Pequeno, assustado e com fome, o filhote chamou atenção dentro de uma empresa pela mancha do pelo: não era um gato doméstico qualquer. Era um gato-maracajá, espécie silvestre ameaçada de extinção, parado no meio do expediente em Massaranduba, no Vale do Itajaí.
O animal foi encontrado na última terça-feira (16), nas dependências de uma empresa do município. Conforme o Corpo de Bombeiros Voluntários de Massaranduba, a equipe foi acionada e percebeu logo de cara que o filhote era manso e parecia ter sido criado em cativeiro, o que explicaria a aproximação fácil com as pessoas.
O gato-maracajá (Leopardus wiedii) é um felino silvestre de pequeno porte, parente da jaguatirica, e está na lista de espécies ameaçadas de extinção. Apesar da aparência de gato de estimação e do jeito dócil, é um animal selvagem que depende de viver solto, com espaço para crescer, caçar e desenvolver os comportamentos naturais da espécie.

**Conteúdo dos dados**
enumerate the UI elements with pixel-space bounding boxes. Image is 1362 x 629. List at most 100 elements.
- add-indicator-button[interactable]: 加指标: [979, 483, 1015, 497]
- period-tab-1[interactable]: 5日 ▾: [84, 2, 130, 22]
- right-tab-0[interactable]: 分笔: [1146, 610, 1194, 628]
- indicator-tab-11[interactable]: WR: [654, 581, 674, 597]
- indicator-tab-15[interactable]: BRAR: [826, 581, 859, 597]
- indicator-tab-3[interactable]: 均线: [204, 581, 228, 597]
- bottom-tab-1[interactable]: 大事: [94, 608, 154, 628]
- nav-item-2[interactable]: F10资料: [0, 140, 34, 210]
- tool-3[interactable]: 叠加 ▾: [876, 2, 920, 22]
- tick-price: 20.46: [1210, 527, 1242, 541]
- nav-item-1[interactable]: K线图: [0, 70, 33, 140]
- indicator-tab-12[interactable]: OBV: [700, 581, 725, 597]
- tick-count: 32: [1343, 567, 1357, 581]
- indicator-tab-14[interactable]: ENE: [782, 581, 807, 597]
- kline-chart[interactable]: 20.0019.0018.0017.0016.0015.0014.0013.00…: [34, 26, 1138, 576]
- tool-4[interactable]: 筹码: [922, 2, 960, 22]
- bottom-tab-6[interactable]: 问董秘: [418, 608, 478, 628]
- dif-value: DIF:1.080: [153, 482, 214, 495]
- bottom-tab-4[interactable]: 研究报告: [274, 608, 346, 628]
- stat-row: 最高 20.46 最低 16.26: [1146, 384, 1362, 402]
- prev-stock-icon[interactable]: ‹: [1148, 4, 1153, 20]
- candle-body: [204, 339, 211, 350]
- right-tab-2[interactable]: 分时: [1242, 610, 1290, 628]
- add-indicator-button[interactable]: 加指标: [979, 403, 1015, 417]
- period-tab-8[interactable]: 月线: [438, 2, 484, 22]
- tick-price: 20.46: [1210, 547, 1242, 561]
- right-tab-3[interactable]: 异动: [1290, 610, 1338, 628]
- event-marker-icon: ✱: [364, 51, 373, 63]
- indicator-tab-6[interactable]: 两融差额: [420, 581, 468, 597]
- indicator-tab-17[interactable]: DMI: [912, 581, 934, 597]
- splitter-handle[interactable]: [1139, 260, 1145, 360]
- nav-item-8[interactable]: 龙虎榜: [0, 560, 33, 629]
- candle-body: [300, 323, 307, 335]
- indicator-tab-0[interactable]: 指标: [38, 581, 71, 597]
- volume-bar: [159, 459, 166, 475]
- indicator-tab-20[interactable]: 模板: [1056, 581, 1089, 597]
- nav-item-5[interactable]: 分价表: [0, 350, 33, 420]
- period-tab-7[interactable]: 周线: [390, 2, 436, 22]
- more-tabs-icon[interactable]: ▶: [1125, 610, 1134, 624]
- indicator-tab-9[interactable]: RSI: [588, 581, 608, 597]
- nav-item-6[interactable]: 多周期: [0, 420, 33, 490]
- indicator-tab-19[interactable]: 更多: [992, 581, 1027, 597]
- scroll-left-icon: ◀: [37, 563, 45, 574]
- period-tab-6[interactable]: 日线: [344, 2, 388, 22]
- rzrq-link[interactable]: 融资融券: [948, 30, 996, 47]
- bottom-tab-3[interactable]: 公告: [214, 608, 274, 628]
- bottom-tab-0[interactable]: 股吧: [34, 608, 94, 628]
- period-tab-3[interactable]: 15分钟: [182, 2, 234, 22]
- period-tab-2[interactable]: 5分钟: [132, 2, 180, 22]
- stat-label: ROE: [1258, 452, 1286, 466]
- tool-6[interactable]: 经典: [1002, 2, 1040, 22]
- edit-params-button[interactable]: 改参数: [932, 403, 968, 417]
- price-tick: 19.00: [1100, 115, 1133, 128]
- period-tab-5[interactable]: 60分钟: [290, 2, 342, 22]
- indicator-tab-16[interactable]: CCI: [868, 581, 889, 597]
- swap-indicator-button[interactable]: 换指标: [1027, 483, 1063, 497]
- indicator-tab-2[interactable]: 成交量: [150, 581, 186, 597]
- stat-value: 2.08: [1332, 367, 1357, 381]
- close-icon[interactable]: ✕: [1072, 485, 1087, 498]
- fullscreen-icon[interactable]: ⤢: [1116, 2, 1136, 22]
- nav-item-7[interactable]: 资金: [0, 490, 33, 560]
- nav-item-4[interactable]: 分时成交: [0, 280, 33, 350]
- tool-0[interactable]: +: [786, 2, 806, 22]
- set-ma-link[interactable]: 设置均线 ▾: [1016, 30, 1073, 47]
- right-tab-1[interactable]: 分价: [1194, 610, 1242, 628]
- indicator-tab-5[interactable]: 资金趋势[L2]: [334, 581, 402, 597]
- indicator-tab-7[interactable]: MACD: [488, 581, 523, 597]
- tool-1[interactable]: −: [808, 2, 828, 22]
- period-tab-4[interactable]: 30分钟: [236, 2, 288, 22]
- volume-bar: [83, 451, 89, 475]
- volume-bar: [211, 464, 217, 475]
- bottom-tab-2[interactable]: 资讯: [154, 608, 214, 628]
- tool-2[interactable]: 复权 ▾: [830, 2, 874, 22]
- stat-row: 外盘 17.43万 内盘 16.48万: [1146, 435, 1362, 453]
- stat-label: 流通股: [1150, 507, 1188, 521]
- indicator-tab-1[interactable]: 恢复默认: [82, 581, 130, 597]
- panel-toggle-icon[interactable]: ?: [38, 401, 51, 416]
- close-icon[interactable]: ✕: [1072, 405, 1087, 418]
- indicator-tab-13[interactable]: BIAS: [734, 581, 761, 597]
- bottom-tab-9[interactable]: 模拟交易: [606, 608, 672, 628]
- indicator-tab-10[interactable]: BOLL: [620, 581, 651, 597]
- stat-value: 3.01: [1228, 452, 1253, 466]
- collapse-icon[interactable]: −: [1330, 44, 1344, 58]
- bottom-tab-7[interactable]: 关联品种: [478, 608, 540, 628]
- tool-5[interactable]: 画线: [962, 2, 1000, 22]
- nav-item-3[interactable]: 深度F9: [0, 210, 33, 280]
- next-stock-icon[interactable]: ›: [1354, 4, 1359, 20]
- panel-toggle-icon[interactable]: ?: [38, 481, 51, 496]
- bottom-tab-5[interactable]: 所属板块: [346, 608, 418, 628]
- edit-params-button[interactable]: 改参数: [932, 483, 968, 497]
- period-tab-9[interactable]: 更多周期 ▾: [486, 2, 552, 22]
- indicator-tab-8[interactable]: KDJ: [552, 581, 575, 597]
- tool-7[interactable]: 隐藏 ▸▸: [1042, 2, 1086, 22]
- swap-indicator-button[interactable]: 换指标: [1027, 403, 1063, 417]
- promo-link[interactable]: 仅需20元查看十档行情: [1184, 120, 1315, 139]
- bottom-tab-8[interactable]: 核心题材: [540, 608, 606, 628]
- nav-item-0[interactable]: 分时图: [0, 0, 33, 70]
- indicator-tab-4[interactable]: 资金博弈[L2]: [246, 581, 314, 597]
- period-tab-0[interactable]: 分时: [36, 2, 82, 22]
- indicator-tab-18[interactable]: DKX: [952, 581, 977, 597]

**Detalhes do problema**
Diga se cada afirmação abaixo está de acordo com o texto sobre o gato-maracajá, respondendo sim ou não e citando literalmente as palavras do texto que decidem a questão.
1. O filhote foi encontrado numa terça-feira, dia 16.
2. O gato-maracajá é parente da onça-pintada.
3. Os bombeiros notaram que o filhote era agressivo.

**Resultado do exercício**
1. Sim: "O animal foi encontrado na última terça-feira (16)".
2. Não: "parente da jaguatirica".
3. Não: "percebeu logo de cara que o filhote era manso".